Task description:
Reproduce each of the following records verbatim, keeping every line and character unchanged.

The records:
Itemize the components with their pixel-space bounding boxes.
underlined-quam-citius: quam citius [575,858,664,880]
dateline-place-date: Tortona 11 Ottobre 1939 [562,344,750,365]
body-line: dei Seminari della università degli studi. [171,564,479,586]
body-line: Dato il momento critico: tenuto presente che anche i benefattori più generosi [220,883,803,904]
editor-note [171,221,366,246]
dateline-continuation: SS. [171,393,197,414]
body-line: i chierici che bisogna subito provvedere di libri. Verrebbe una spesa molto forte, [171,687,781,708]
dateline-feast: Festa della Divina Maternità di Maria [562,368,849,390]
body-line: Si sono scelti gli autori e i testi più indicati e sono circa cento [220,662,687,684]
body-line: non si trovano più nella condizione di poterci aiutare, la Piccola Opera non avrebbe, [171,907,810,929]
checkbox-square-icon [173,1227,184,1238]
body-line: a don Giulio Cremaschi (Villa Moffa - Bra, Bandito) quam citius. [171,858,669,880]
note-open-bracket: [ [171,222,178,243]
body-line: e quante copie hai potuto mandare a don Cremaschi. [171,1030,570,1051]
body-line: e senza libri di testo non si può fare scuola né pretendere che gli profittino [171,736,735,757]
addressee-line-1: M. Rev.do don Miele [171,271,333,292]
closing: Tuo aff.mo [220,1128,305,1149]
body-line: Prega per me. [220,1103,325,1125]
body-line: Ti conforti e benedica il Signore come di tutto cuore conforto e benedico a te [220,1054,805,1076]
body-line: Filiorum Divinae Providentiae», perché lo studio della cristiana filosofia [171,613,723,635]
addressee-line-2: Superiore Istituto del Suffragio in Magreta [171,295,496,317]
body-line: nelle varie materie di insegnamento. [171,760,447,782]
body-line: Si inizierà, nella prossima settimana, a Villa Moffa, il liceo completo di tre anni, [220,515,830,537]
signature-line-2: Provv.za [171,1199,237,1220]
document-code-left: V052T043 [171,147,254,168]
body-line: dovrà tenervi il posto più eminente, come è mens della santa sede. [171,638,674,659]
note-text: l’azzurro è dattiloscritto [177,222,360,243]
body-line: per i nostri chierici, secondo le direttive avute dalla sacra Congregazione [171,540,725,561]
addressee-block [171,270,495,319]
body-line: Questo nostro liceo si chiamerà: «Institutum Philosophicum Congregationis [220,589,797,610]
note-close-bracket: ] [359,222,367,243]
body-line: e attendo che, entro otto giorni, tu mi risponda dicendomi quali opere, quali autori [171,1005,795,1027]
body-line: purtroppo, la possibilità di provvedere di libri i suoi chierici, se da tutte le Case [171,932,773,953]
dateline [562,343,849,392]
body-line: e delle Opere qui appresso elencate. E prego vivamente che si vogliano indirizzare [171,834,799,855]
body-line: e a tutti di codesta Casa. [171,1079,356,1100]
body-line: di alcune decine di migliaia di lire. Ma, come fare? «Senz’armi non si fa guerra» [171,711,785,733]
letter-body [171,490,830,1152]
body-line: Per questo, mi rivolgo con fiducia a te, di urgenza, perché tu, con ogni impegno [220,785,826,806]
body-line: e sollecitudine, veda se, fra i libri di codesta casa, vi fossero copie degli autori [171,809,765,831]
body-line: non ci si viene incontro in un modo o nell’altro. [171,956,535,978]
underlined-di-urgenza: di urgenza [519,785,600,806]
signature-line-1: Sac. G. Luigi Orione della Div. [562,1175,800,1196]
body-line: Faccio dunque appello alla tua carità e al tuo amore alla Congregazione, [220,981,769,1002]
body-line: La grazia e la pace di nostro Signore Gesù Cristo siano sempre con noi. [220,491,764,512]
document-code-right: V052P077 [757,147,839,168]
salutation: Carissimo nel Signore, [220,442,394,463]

Task answer:
Itemize the components with their pixel-space bounding boxes.
underlined-quam-citius: quam citius [575,858,664,880]
dateline-place-date: Tortona 11 Ottobre 1939 [562,344,750,365]
body-line: dei Seminari della università degli studi. [171,564,479,586]
body-line: Dato il momento critico: tenuto presente che anche i benefattori più generosi [220,883,803,904]
editor-note [171,221,366,246]
dateline-continuation: SS. [171,393,197,414]
body-line: i chierici che bisogna subito provvedere di libri. Verrebbe una spesa molto forte, [171,687,781,708]
dateline-feast: Festa della Divina Maternità di Maria [562,368,849,390]
body-line: Si sono scelti gli autori e i testi più indicati e sono circa cento [220,662,687,684]
body-line: non si trovano più nella condizione di poterci aiutare, la Piccola Opera non avrebbe, [171,907,810,929]
checkbox-square-icon [173,1227,184,1238]
body-line: a don Giulio Cremaschi (Villa Moffa - Bra, Bandito) quam citius. [171,858,669,880]
note-open-bracket: [ [171,222,178,243]
body-line: e quante copie hai potuto mandare a don Cremaschi. [171,1030,570,1051]
body-line: e senza libri di testo non si può fare scuola né pretendere che gli profittino [171,736,735,757]
addressee-line-1: M. Rev.do don Miele [171,271,333,292]
closing: Tuo aff.mo [220,1128,305,1149]
body-line: Prega per me. [220,1103,325,1125]
body-line: Ti conforti e benedica il Signore come di tutto cuore conforto e benedico a te [220,1054,805,1076]
body-line: Filiorum Divinae Providentiae», perché lo studio della cristiana filosofia [171,613,723,635]
addressee-line-2: Superiore Istituto del Suffragio in Magreta [171,295,496,317]
body-line: nelle varie materie di insegnamento. [171,760,447,782]
body-line: Si inizierà, nella prossima settimana, a Villa Moffa, il liceo completo di tre anni, [220,515,830,537]
signature-line-2: Provv.za [171,1199,237,1220]
document-code-left: V052T043 [171,147,254,168]
body-line: dovrà tenervi il posto più eminente, come è mens della santa sede. [171,638,674,659]
note-text: l’azzurro è dattiloscritto [177,222,360,243]
body-line: per i nostri chierici, secondo le direttive avute dalla sacra Congregazione [171,540,725,561]
addressee-block [171,270,495,319]
body-line: Questo nostro liceo si chiamerà: «Institutum Philosophicum Congregationis [220,589,797,610]
note-close-bracket: ] [359,222,367,243]
body-line: e attendo che, entro otto giorni, tu mi risponda dicendomi quali opere, quali autori [171,1005,795,1027]
body-line: purtroppo, la possibilità di provvedere di libri i suoi chierici, se da tutte le Case [171,932,773,953]
dateline [562,343,849,392]
body-line: e delle Opere qui appresso elencate. E prego vivamente che si vogliano indirizzare [171,834,799,855]
body-line: e a tutti di codesta Casa. [171,1079,356,1100]
body-line: di alcune decine di migliaia di lire. Ma, come fare? «Senz’armi non si fa guerra» [171,711,785,733]
letter-body [171,490,830,1152]
body-line: Per questo, mi rivolgo con fiducia a te, di urgenza, perché tu, con ogni impegno [220,785,826,806]
body-line: e sollecitudine, veda se, fra i libri di codesta casa, vi fossero copie degli autori [171,809,765,831]
body-line: non ci si viene incontro in un modo o nell’altro. [171,956,535,978]
underlined-di-urgenza: di urgenza [519,785,600,806]
signature-line-1: Sac. G. Luigi Orione della Div. [562,1175,800,1196]
body-line: Faccio dunque appello alla tua carità e al tuo amore alla Congregazione, [220,981,769,1002]
body-line: La grazia e la pace di nostro Signore Gesù Cristo siano sempre con noi. [220,491,764,512]
document-code-right: V052P077 [757,147,839,168]
salutation: Carissimo nel Signore, [220,442,394,463]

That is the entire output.